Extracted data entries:
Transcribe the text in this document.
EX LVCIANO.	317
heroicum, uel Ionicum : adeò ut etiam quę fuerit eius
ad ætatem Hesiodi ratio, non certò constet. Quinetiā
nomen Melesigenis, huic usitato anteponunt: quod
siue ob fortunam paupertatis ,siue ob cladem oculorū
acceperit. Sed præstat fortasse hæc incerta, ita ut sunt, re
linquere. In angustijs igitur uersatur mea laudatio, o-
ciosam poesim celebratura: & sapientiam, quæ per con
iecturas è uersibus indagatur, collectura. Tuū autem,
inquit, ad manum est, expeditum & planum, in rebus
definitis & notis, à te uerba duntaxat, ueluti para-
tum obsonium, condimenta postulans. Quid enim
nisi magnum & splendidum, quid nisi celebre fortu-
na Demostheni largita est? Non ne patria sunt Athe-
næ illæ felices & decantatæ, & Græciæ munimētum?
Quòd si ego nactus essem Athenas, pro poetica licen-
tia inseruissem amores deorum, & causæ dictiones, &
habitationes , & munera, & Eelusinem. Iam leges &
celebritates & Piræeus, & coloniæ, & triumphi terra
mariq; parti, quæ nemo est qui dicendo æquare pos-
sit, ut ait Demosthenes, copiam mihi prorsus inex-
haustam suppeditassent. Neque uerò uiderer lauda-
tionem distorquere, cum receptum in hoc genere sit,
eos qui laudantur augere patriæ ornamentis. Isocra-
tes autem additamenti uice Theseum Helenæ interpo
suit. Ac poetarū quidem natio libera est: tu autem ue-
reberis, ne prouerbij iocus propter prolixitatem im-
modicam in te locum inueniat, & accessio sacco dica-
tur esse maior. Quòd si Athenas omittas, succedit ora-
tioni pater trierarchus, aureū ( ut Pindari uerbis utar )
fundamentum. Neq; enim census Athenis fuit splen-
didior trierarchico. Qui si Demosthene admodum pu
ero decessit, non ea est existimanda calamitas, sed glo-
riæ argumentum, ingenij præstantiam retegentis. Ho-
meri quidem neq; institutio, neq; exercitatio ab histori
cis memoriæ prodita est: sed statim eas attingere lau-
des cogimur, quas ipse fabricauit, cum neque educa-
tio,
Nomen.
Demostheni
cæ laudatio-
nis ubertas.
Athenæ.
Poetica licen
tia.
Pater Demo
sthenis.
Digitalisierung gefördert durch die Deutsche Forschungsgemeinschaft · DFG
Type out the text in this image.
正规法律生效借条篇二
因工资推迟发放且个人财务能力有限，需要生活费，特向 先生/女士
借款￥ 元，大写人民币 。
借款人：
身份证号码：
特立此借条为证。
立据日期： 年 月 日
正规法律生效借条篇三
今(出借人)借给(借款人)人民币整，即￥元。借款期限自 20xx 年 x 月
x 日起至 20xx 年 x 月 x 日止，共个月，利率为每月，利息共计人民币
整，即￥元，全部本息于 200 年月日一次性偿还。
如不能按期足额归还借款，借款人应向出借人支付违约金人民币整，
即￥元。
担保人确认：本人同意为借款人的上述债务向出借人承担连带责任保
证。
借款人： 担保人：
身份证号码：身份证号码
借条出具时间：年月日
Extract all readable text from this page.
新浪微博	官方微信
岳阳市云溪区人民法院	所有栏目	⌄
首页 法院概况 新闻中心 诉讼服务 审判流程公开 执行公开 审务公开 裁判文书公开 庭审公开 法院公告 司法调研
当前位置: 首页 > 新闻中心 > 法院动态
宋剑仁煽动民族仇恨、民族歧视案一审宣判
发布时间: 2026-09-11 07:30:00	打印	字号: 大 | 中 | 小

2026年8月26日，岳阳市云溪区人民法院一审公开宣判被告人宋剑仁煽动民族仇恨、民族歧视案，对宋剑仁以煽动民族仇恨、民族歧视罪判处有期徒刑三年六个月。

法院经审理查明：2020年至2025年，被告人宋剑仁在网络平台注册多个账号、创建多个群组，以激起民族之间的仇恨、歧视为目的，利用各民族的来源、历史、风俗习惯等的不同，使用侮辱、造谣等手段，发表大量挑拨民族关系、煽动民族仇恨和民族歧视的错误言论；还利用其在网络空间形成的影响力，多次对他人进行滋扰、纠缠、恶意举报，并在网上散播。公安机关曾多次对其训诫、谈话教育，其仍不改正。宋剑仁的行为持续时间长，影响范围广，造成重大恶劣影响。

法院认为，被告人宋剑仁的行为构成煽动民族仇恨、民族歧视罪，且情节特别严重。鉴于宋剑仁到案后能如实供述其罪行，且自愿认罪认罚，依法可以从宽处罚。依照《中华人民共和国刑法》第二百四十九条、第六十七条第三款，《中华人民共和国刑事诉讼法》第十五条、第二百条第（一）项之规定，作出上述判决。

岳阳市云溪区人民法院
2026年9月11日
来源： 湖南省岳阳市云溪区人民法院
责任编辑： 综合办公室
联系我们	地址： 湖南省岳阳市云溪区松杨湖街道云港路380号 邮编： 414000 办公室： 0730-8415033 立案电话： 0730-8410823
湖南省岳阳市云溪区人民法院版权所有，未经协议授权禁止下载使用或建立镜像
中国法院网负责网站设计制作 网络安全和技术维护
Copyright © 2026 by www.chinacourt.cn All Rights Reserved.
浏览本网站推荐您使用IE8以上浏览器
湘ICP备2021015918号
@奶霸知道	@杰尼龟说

Aim – Write out the records above again, keeping each one identical to the original.

Full output –
Transcribe the text in this document.
EX LVCIANO.	317
heroicum, uel Ionicum : adeò ut etiam quę fuerit eius
ad ætatem Hesiodi ratio, non certò constet. Quinetiā
nomen Melesigenis, huic usitato anteponunt: quod
siue ob fortunam paupertatis ,siue ob cladem oculorū
acceperit. Sed præstat fortasse hæc incerta, ita ut sunt, re
linquere. In angustijs igitur uersatur mea laudatio, o-
ciosam poesim celebratura: & sapientiam, quæ per con
iecturas è uersibus indagatur, collectura. Tuū autem,
inquit, ad manum est, expeditum & planum, in rebus
definitis & notis, à te uerba duntaxat, ueluti para-
tum obsonium, condimenta postulans. Quid enim
nisi magnum & splendidum, quid nisi celebre fortu-
na Demostheni largita est? Non ne patria sunt Athe-
næ illæ felices & decantatæ, & Græciæ munimētum?
Quòd si ego nactus essem Athenas, pro poetica licen-
tia inseruissem amores deorum, & causæ dictiones, &
habitationes , & munera, & Eelusinem. Iam leges &
celebritates & Piræeus, & coloniæ, & triumphi terra
mariq; parti, quæ nemo est qui dicendo æquare pos-
sit, ut ait Demosthenes, copiam mihi prorsus inex-
haustam suppeditassent. Neque uerò uiderer lauda-
tionem distorquere, cum receptum in hoc genere sit,
eos qui laudantur augere patriæ ornamentis. Isocra-
tes autem additamenti uice Theseum Helenæ interpo
suit. Ac poetarū quidem natio libera est: tu autem ue-
reberis, ne prouerbij iocus propter prolixitatem im-
modicam in te locum inueniat, & accessio sacco dica-
tur esse maior. Quòd si Athenas omittas, succedit ora-
tioni pater trierarchus, aureū ( ut Pindari uerbis utar )
fundamentum. Neq; enim census Athenis fuit splen-
didior trierarchico. Qui si Demosthene admodum pu
ero decessit, non ea est existimanda calamitas, sed glo-
riæ argumentum, ingenij præstantiam retegentis. Ho-
meri quidem neq; institutio, neq; exercitatio ab histori
cis memoriæ prodita est: sed statim eas attingere lau-
des cogimur, quas ipse fabricauit, cum neque educa-
tio,
Nomen.
Demostheni
cæ laudatio-
nis ubertas.
Athenæ.
Poetica licen
tia.
Pater Demo
sthenis.
Digitalisierung gefördert durch die Deutsche Forschungsgemeinschaft · DFG
Type out the text in this image.
正规法律生效借条篇二
因工资推迟发放且个人财务能力有限，需要生活费，特向 先生/女士
借款￥ 元，大写人民币 。
借款人：
身份证号码：
特立此借条为证。
立据日期： 年 月 日
正规法律生效借条篇三
今(出借人)借给(借款人)人民币整，即￥元。借款期限自 20xx 年 x 月
x 日起至 20xx 年 x 月 x 日止，共个月，利率为每月，利息共计人民币
整，即￥元，全部本息于 200 年月日一次性偿还。
如不能按期足额归还借款，借款人应向出借人支付违约金人民币整，
即￥元。
担保人确认：本人同意为借款人的上述债务向出借人承担连带责任保
证。
借款人： 担保人：
身份证号码：身份证号码
借条出具时间：年月日
Extract all readable text from this page.
新浪微博	官方微信
岳阳市云溪区人民法院	所有栏目	⌄
首页 法院概况 新闻中心 诉讼服务 审判流程公开 执行公开 审务公开 裁判文书公开 庭审公开 法院公告 司法调研
当前位置: 首页 > 新闻中心 > 法院动态
宋剑仁煽动民族仇恨、民族歧视案一审宣判
发布时间: 2026-09-11 07:30:00	打印	字号: 大 | 中 | 小

2026年8月26日，岳阳市云溪区人民法院一审公开宣判被告人宋剑仁煽动民族仇恨、民族歧视案，对宋剑仁以煽动民族仇恨、民族歧视罪判处有期徒刑三年六个月。

法院经审理查明：2020年至2025年，被告人宋剑仁在网络平台注册多个账号、创建多个群组，以激起民族之间的仇恨、歧视为目的，利用各民族的来源、历史、风俗习惯等的不同，使用侮辱、造谣等手段，发表大量挑拨民族关系、煽动民族仇恨和民族歧视的错误言论；还利用其在网络空间形成的影响力，多次对他人进行滋扰、纠缠、恶意举报，并在网上散播。公安机关曾多次对其训诫、谈话教育，其仍不改正。宋剑仁的行为持续时间长，影响范围广，造成重大恶劣影响。

法院认为，被告人宋剑仁的行为构成煽动民族仇恨、民族歧视罪，且情节特别严重。鉴于宋剑仁到案后能如实供述其罪行，且自愿认罪认罚，依法可以从宽处罚。依照《中华人民共和国刑法》第二百四十九条、第六十七条第三款，《中华人民共和国刑事诉讼法》第十五条、第二百条第（一）项之规定，作出上述判决。

岳阳市云溪区人民法院
2026年9月11日
来源： 湖南省岳阳市云溪区人民法院
责任编辑： 综合办公室
联系我们	地址： 湖南省岳阳市云溪区松杨湖街道云港路380号 邮编： 414000 办公室： 0730-8415033 立案电话： 0730-8410823
湖南省岳阳市云溪区人民法院版权所有，未经协议授权禁止下载使用或建立镜像
中国法院网负责网站设计制作 网络安全和技术维护
Copyright © 2026 by www.chinacourt.cn All Rights Reserved.
浏览本网站推荐您使用IE8以上浏览器
湘ICP备2021015918号
@奶霸知道	@杰尼龟说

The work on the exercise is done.